### [What is required]
Which lines hold the word "Skegby"? Copy each one.
* BEGIN Supplied information *
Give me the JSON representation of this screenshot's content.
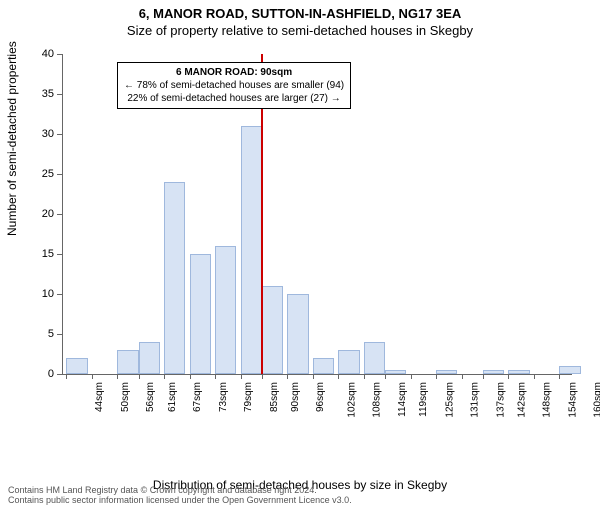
{
  "title_line1": "6, MANOR ROAD, SUTTON-IN-ASHFIELD, NG17 3EA",
  "title_line2": "Size of property relative to semi-detached houses in Skegby",
  "ylabel": "Number of semi-detached properties",
  "xlabel": "Distribution of semi-detached houses by size in Skegby",
  "footer_line1": "Contains HM Land Registry data © Crown copyright and database right 2024.",
  "footer_line2": "Contains public sector information licensed under the Open Government Licence v3.0.",
  "chart": {
    "type": "histogram",
    "background_color": "#ffffff",
    "axis_color": "#666666",
    "bar_fill": "#d7e3f4",
    "bar_stroke": "#9fb8dd",
    "marker_color": "#cc0000",
    "label_fontsize": 12,
    "tick_fontsize": 11,
    "xtick_fontsize": 10,
    "title_fontsize": 13,
    "xlim": [
      43,
      163
    ],
    "ylim": [
      0,
      40
    ],
    "ytick_step": 5,
    "bar_width_sqm": 5,
    "marker_value": 90,
    "xticks": [
      44,
      50,
      56,
      61,
      67,
      73,
      79,
      85,
      90,
      96,
      102,
      108,
      114,
      119,
      125,
      131,
      137,
      142,
      148,
      154,
      160
    ],
    "bars": [
      {
        "x": 44,
        "y": 2
      },
      {
        "x": 56,
        "y": 3
      },
      {
        "x": 61,
        "y": 4
      },
      {
        "x": 67,
        "y": 24
      },
      {
        "x": 73,
        "y": 15
      },
      {
        "x": 79,
        "y": 16
      },
      {
        "x": 85,
        "y": 31
      },
      {
        "x": 90,
        "y": 11
      },
      {
        "x": 96,
        "y": 10
      },
      {
        "x": 102,
        "y": 2
      },
      {
        "x": 108,
        "y": 3
      },
      {
        "x": 114,
        "y": 4
      },
      {
        "x": 119,
        "y": 0.5
      },
      {
        "x": 131,
        "y": 0.5
      },
      {
        "x": 142,
        "y": 0.5
      },
      {
        "x": 148,
        "y": 0.5
      },
      {
        "x": 160,
        "y": 1
      }
    ],
    "callout": {
      "title": "6 MANOR ROAD: 90sqm",
      "line_smaller": "← 78% of semi-detached houses are smaller (94)",
      "line_larger": "22% of semi-detached houses are larger (27) →"
    }
  }
}
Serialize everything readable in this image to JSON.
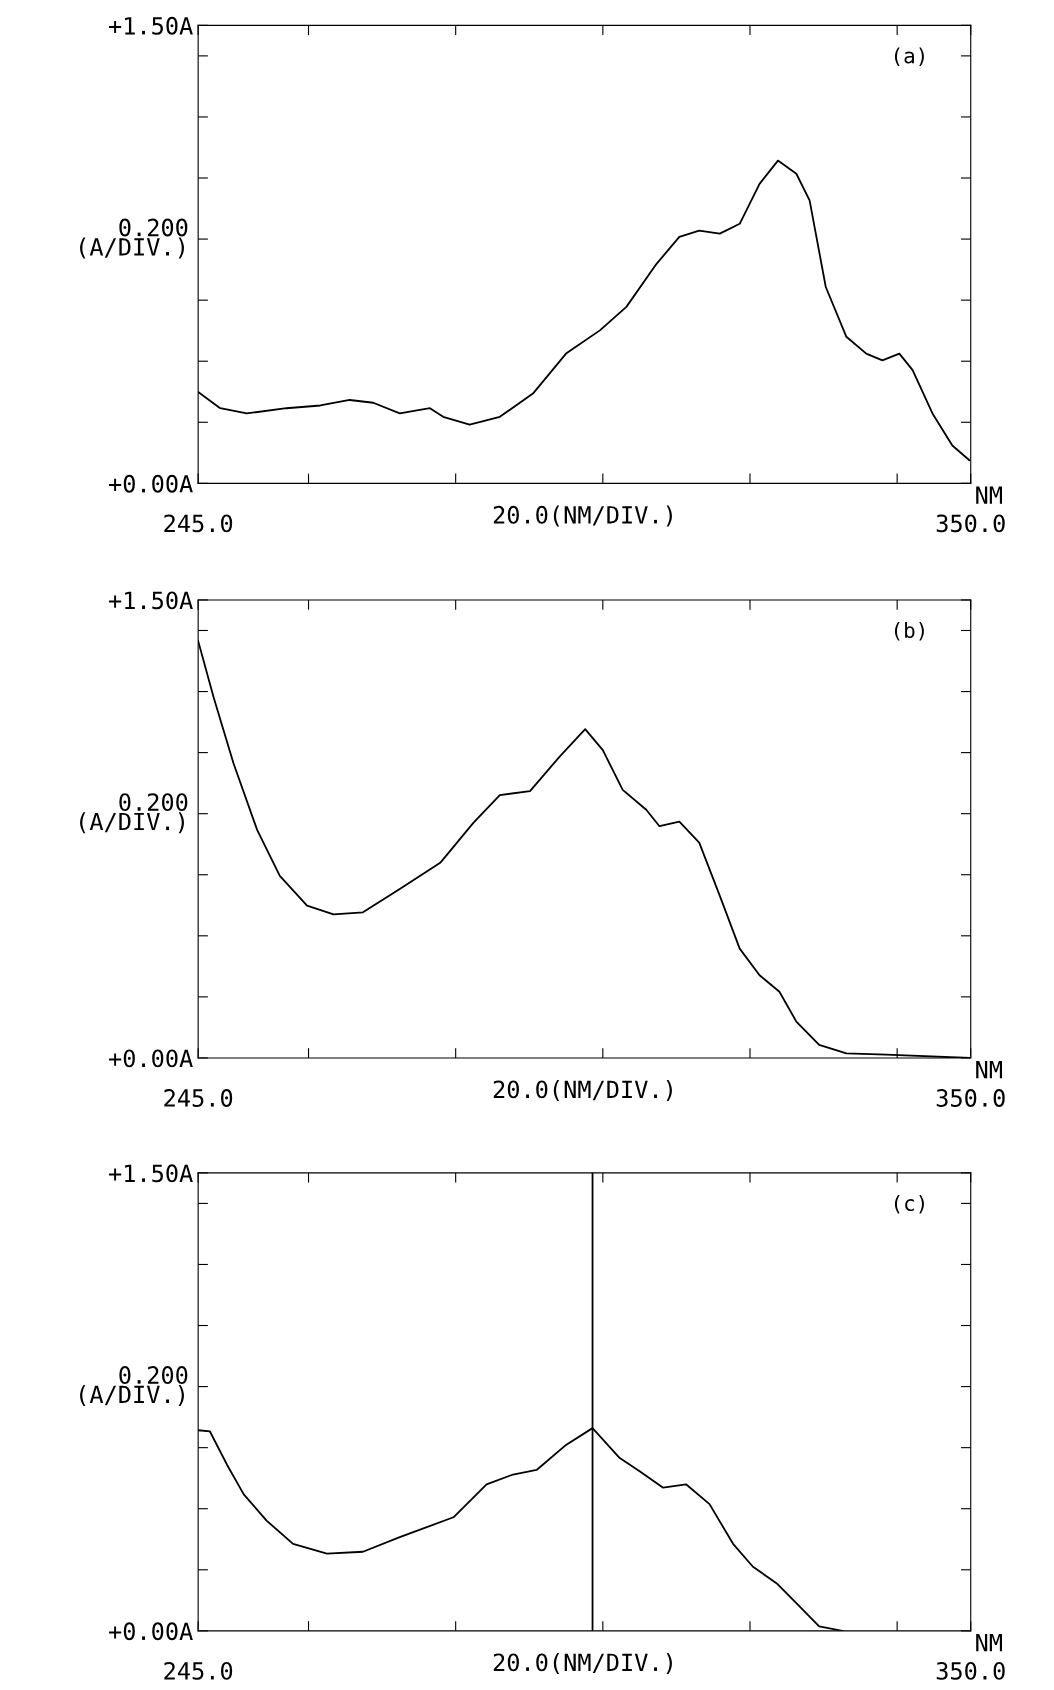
{
  "chart_data": [
    {
      "type": "line",
      "xlabel": "20.0(NM/DIV.)",
      "ylabel": "0.200\n(A/DIV.)",
      "annotations": [
        "(a)",
        "NM"
      ],
      "xlim": [
        245,
        350
      ],
      "ylim": [
        0,
        1.5
      ],
      "xticks": [
        {
          "value": 245,
          "label": "245.0"
        },
        {
          "value": 260,
          "label": null
        },
        {
          "value": 280,
          "label": null
        },
        {
          "value": 300,
          "label": null
        },
        {
          "value": 320,
          "label": null
        },
        {
          "value": 340,
          "label": null
        },
        {
          "value": 350,
          "label": "350.0"
        }
      ],
      "yticks": [
        {
          "value": 0,
          "label": "+0.00A"
        },
        {
          "value": 0.2,
          "label": null
        },
        {
          "value": 0.4,
          "label": null
        },
        {
          "value": 0.6,
          "label": null
        },
        {
          "value": 0.8,
          "label": null
        },
        {
          "value": 1.0,
          "label": null
        },
        {
          "value": 1.2,
          "label": null
        },
        {
          "value": 1.4,
          "label": null
        },
        {
          "value": 1.5,
          "label": "+1.50A"
        }
      ],
      "grid": false,
      "legend": false,
      "series": [
        {
          "color": "#000000",
          "x": [
            245,
            248.0,
            251.6,
            257.0,
            261.6,
            265.6,
            268.8,
            272.4,
            276.5,
            278.3,
            281.9,
            286.0,
            290.5,
            295.0,
            299.6,
            303.2,
            307.3,
            310.4,
            313.1,
            315.9,
            318.6,
            321.3,
            323.8,
            326.3,
            328.1,
            330.3,
            333.1,
            335.8,
            338.0,
            340.3,
            342.1,
            344.8,
            347.5,
            349.8
          ],
          "values": [
            0.299,
            0.246,
            0.229,
            0.246,
            0.255,
            0.273,
            0.264,
            0.229,
            0.246,
            0.218,
            0.192,
            0.218,
            0.294,
            0.425,
            0.501,
            0.578,
            0.719,
            0.807,
            0.828,
            0.818,
            0.85,
            0.981,
            1.057,
            1.014,
            0.927,
            0.643,
            0.48,
            0.425,
            0.403,
            0.425,
            0.371,
            0.229,
            0.124,
            0.076
          ]
        }
      ]
    },
    {
      "type": "line",
      "xlabel": "20.0(NM/DIV.)",
      "ylabel": "0.200\n(A/DIV.)",
      "annotations": [
        "(b)",
        "NM"
      ],
      "xlim": [
        245,
        350
      ],
      "ylim": [
        0,
        1.5
      ],
      "xticks": [
        {
          "value": 245,
          "label": "245.0"
        },
        {
          "value": 260,
          "label": null
        },
        {
          "value": 280,
          "label": null
        },
        {
          "value": 300,
          "label": null
        },
        {
          "value": 320,
          "label": null
        },
        {
          "value": 340,
          "label": null
        },
        {
          "value": 350,
          "label": "350.0"
        }
      ],
      "yticks": [
        {
          "value": 0,
          "label": "+0.00A"
        },
        {
          "value": 0.2,
          "label": null
        },
        {
          "value": 0.4,
          "label": null
        },
        {
          "value": 0.6,
          "label": null
        },
        {
          "value": 0.8,
          "label": null
        },
        {
          "value": 1.0,
          "label": null
        },
        {
          "value": 1.2,
          "label": null
        },
        {
          "value": 1.4,
          "label": null
        },
        {
          "value": 1.5,
          "label": "+1.50A"
        }
      ],
      "grid": false,
      "legend": false,
      "series": [
        {
          "color": "#000000",
          "x": [
            245,
            247.1,
            249.8,
            253.0,
            256.1,
            259.8,
            263.4,
            267.4,
            272.4,
            277.9,
            282.4,
            286.0,
            290.1,
            294.1,
            297.6,
            300.0,
            302.7,
            305.9,
            307.7,
            310.4,
            313.1,
            315.9,
            318.6,
            321.3,
            324.0,
            326.3,
            329.4,
            333.1,
            338.5,
            349.8
          ],
          "values": [
            1.366,
            1.181,
            0.965,
            0.748,
            0.596,
            0.499,
            0.47,
            0.477,
            0.553,
            0.639,
            0.77,
            0.861,
            0.874,
            0.986,
            1.077,
            1.008,
            0.878,
            0.813,
            0.759,
            0.774,
            0.705,
            0.531,
            0.358,
            0.271,
            0.217,
            0.119,
            0.043,
            0.015,
            0.011,
            0.0
          ]
        }
      ]
    },
    {
      "type": "line",
      "xlabel": "20.0(NM/DIV.)",
      "ylabel": "0.200\n(A/DIV.)",
      "annotations": [
        "(c)",
        "NM"
      ],
      "xlim": [
        245,
        350
      ],
      "ylim": [
        0,
        1.5
      ],
      "xticks": [
        {
          "value": 245,
          "label": "245.0"
        },
        {
          "value": 260,
          "label": null
        },
        {
          "value": 280,
          "label": null
        },
        {
          "value": 300,
          "label": null
        },
        {
          "value": 320,
          "label": null
        },
        {
          "value": 340,
          "label": null
        },
        {
          "value": 350,
          "label": "350.0"
        }
      ],
      "yticks": [
        {
          "value": 0,
          "label": "+0.00A"
        },
        {
          "value": 0.2,
          "label": null
        },
        {
          "value": 0.4,
          "label": null
        },
        {
          "value": 0.6,
          "label": null
        },
        {
          "value": 0.8,
          "label": null
        },
        {
          "value": 1.0,
          "label": null
        },
        {
          "value": 1.2,
          "label": null
        },
        {
          "value": 1.4,
          "label": null
        },
        {
          "value": 1.5,
          "label": "+1.50A"
        }
      ],
      "grid": false,
      "legend": false,
      "ref_lines": [
        {
          "axis": "x",
          "value": 298.6,
          "color": "#000000"
        }
      ],
      "series": [
        {
          "color": "#000000",
          "x": [
            245,
            246.6,
            248.9,
            251.2,
            254.3,
            257.9,
            262.5,
            267.4,
            272.4,
            279.7,
            284.2,
            287.8,
            291.0,
            295.0,
            298.6,
            302.3,
            305.0,
            308.2,
            311.3,
            314.5,
            317.7,
            320.4,
            323.6,
            326.3,
            329.4,
            332.6
          ],
          "values": [
            0.657,
            0.653,
            0.545,
            0.447,
            0.361,
            0.285,
            0.253,
            0.259,
            0.307,
            0.372,
            0.48,
            0.512,
            0.527,
            0.609,
            0.664,
            0.566,
            0.523,
            0.469,
            0.48,
            0.415,
            0.285,
            0.21,
            0.156,
            0.091,
            0.015,
            0.0
          ]
        }
      ]
    }
  ]
}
* END Supplied information *
### [Answer to the task]
  "title_line2": "Size of property relative to semi-detached houses in Skegby",
  "xlabel": "Distribution of semi-detached houses by size in Skegby",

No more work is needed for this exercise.